Recorded data:
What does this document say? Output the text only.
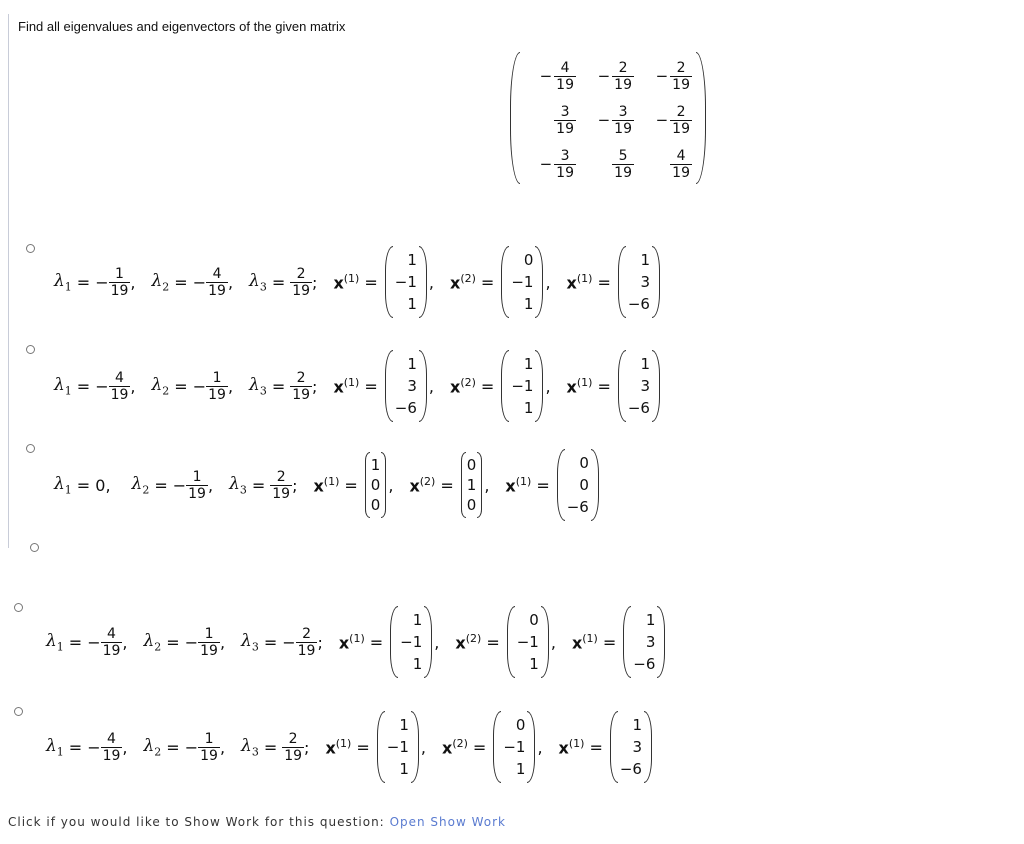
Find all eigenvalues and eigenvectors of the given matrix
− $\frac{4}{19} - \frac{2}{19} - \frac{2}{19}$
$\frac{3}{19} - \frac{3}{19} - \frac{2}{19}$
− $\frac{3}{19}$	$\frac{5}{19}$	$\frac{4}{19}$
$\lambda_1$ = − $\frac{1}{19}$ , $\lambda_2$ = − $\frac{4}{19}$ , $\lambda_3 = \frac{2}{19}$ ; $x^{(1)}$ =
1
−1
1
, $x^{(2)}$ =
0
−1
1
, $x^{(1)}$ =
1
3
−6
$\lambda_1$ = − $\frac{4}{19}$ , $\lambda_2$ = − $\frac{1}{19}$ , $\lambda_3 = \frac{2}{19}$ ; $x^{(1)}$ =
1
3
−6
, $x^{(2)}$ =
1
−1
1
, $x^{(1)}$ =
1
3
−6
$\lambda_1 = 0$, $\lambda_2$ = − $\frac{1}{19}$ , $\lambda_3 = \frac{2}{19}$ ; $x^{(1)}$ =
1
0
0
, $x^{(2)}$ =
0
1
0
, $x^{(1)}$ =
0
0
−6
$\lambda_1$ = − $\frac{4}{19}$ , $\lambda_2$ = − $\frac{1}{19}$ , $\lambda_3$ = − $\frac{2}{19}$ ; $x^{(1)}$ =
1
−1
1
, $x^{(2)}$ =
0
−1
1
, $x^{(1)}$ =
1
3
−6
$\lambda_1$ = − $\frac{4}{19}$ , $\lambda_2$ = − $\frac{1}{19}$ , $\lambda_3 = \frac{2}{19}$ ; $x^{(1)}$ =
1
−1
1
, $x^{(2)}$ =
0
−1
1
, $x^{(1)}$ =
1
3
−6
Click if you would like to Show Work for this question: Open Show Work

Goal: Reproduce the data word for word, excluding its pictures.

Output for this exercise:
What does this document say? Output the text only.
Find all eigenvalues and eigenvectors of the given matrix
− $\frac{4}{19} - \frac{2}{19} - \frac{2}{19}$
$\frac{3}{19} - \frac{3}{19} - \frac{2}{19}$
− $\frac{3}{19}$	$\frac{5}{19}$	$\frac{4}{19}$
$\lambda_1$ = − $\frac{1}{19}$ , $\lambda_2$ = − $\frac{4}{19}$ , $\lambda_3 = \frac{2}{19}$ ; $x^{(1)}$ =
1
−1
1
, $x^{(2)}$ =
0
−1
1
, $x^{(1)}$ =
1
3
−6
$\lambda_1$ = − $\frac{4}{19}$ , $\lambda_2$ = − $\frac{1}{19}$ , $\lambda_3 = \frac{2}{19}$ ; $x^{(1)}$ =
1
3
−6
, $x^{(2)}$ =
1
−1
1
, $x^{(1)}$ =
1
3
−6
$\lambda_1 = 0$, $\lambda_2$ = − $\frac{1}{19}$ , $\lambda_3 = \frac{2}{19}$ ; $x^{(1)}$ =
1
0
0
, $x^{(2)}$ =
0
1
0
, $x^{(1)}$ =
0
0
−6
$\lambda_1$ = − $\frac{4}{19}$ , $\lambda_2$ = − $\frac{1}{19}$ , $\lambda_3$ = − $\frac{2}{19}$ ; $x^{(1)}$ =
1
−1
1
, $x^{(2)}$ =
0
−1
1
, $x^{(1)}$ =
1
3
−6
$\lambda_1$ = − $\frac{4}{19}$ , $\lambda_2$ = − $\frac{1}{19}$ , $\lambda_3 = \frac{2}{19}$ ; $x^{(1)}$ =
1
−1
1
, $x^{(2)}$ =
0
−1
1
, $x^{(1)}$ =
1
3
−6
Click if you would like to Show Work for this question: Open Show Work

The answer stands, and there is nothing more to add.